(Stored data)
....................

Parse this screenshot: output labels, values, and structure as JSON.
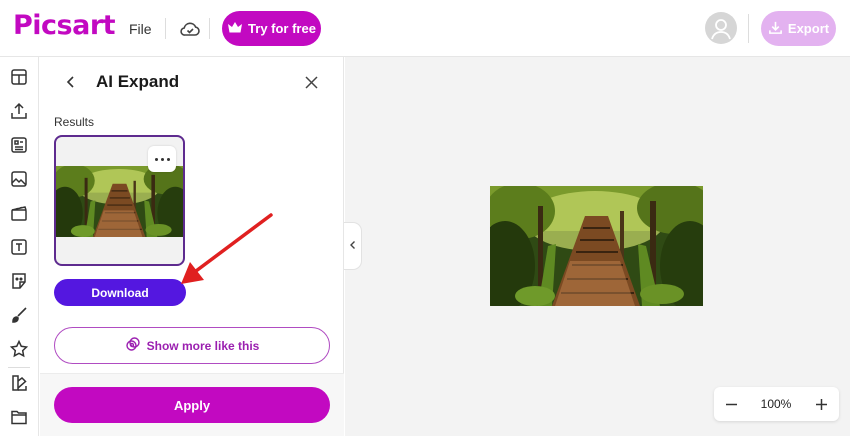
{
  "header": {
    "logo_text": "Picsart",
    "file_menu": "File",
    "try_button": "Try for free",
    "export_button": "Export",
    "brand_color": "#c209c1"
  },
  "rail": {
    "icons": [
      "layout-icon",
      "upload-icon",
      "templates-icon",
      "photos-icon",
      "video-icon",
      "text-icon",
      "stickers-icon",
      "brush-icon",
      "star-icon",
      "shapes-icon",
      "folder-icon"
    ]
  },
  "panel": {
    "title": "AI Expand",
    "results_label": "Results",
    "download_button": "Download",
    "show_more_button": "Show more like this",
    "apply_button": "Apply"
  },
  "zoom": {
    "value": "100%"
  },
  "colors": {
    "accent": "#c209c1",
    "download": "#5417e0",
    "selected_border": "#5e2b8f",
    "annotation_arrow": "#e02020"
  }
}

....................

- Problem description
Produce an exact copy of each line of data, skipping embedded images.

- Response to this task
Parse this screenshot: output labels, values, and structure as JSON.
{
  "header": {
    "logo_text": "Picsart",
    "file_menu": "File",
    "try_button": "Try for free",
    "export_button": "Export",
    "brand_color": "#c209c1"
  },
  "rail": {
    "icons": [
      "layout-icon",
      "upload-icon",
      "templates-icon",
      "photos-icon",
      "video-icon",
      "text-icon",
      "stickers-icon",
      "brush-icon",
      "star-icon",
      "shapes-icon",
      "folder-icon"
    ]
  },
  "panel": {
    "title": "AI Expand",
    "results_label": "Results",
    "download_button": "Download",
    "show_more_button": "Show more like this",
    "apply_button": "Apply"
  },
  "zoom": {
    "value": "100%"
  },
  "colors": {
    "accent": "#c209c1",
    "download": "#5417e0",
    "selected_border": "#5e2b8f",
    "annotation_arrow": "#e02020"
  }
}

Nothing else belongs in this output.